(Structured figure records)
╔══

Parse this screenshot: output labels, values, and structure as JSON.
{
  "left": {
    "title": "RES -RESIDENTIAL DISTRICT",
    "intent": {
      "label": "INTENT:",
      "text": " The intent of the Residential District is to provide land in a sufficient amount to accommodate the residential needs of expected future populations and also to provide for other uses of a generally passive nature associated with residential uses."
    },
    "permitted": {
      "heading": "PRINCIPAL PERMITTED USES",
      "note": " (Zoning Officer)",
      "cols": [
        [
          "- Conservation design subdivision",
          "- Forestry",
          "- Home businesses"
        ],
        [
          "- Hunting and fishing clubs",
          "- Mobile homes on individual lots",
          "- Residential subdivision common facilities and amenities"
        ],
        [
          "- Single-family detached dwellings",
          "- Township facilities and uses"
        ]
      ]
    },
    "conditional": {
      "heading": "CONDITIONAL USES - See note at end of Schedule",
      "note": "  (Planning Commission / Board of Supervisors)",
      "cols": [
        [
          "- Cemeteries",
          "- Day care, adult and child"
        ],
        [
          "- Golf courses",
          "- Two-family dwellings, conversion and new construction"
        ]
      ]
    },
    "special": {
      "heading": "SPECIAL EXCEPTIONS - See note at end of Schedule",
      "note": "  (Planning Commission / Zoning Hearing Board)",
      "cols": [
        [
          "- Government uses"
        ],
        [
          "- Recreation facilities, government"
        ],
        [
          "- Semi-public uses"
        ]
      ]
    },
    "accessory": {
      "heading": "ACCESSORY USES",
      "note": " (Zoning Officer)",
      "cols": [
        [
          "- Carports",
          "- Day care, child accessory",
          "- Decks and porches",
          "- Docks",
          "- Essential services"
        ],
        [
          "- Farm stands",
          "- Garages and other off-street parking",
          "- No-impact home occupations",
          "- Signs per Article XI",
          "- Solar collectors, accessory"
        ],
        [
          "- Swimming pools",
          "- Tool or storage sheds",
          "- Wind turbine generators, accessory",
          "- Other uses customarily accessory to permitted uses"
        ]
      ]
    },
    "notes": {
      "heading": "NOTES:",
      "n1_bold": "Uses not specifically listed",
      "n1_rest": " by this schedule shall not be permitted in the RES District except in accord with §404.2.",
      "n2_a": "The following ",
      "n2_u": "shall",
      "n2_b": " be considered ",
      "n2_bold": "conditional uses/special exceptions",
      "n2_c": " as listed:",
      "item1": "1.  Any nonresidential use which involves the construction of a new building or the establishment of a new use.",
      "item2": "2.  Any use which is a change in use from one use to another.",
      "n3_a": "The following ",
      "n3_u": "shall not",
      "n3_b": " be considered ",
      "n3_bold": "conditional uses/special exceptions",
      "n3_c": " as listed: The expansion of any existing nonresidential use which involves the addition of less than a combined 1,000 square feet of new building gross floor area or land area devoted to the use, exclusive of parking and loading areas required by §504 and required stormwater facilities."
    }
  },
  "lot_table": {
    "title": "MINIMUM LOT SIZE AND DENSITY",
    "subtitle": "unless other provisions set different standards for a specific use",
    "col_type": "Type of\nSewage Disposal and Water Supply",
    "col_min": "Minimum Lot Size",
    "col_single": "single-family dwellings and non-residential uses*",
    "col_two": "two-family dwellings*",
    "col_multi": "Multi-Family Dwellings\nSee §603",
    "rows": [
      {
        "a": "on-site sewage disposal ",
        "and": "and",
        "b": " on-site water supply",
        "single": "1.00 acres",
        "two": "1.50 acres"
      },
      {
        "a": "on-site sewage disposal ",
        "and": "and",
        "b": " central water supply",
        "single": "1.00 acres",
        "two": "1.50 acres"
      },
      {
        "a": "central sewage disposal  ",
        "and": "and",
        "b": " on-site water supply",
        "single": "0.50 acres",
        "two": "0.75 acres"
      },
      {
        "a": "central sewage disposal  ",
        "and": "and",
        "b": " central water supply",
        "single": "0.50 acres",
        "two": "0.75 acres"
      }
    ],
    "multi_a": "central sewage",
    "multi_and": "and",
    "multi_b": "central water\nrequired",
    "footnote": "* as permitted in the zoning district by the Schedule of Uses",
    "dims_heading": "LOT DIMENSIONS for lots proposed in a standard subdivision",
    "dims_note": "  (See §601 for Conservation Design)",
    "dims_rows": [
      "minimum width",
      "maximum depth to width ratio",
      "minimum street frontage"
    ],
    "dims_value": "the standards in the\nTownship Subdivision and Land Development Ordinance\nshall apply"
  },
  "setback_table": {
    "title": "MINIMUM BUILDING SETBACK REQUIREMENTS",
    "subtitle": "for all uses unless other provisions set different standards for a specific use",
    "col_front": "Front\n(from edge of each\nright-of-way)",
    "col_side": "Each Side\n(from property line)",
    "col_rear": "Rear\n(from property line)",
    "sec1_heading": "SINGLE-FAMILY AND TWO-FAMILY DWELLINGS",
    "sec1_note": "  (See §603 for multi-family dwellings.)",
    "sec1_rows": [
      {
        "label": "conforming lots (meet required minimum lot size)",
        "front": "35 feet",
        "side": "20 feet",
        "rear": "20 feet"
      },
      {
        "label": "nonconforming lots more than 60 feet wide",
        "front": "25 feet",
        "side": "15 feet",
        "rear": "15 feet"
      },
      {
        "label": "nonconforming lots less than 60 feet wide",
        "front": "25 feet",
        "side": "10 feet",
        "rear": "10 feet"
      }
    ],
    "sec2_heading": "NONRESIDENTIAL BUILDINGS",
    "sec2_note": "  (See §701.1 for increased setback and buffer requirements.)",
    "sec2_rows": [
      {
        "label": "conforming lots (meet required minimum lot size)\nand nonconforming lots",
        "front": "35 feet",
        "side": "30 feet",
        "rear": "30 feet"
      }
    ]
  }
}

╚══

#### Exercise aim
Copy out every line from the data above that has "following" in it.

#### Result for this task
      "n2_a": "The following ",
      "n3_a": "The following ",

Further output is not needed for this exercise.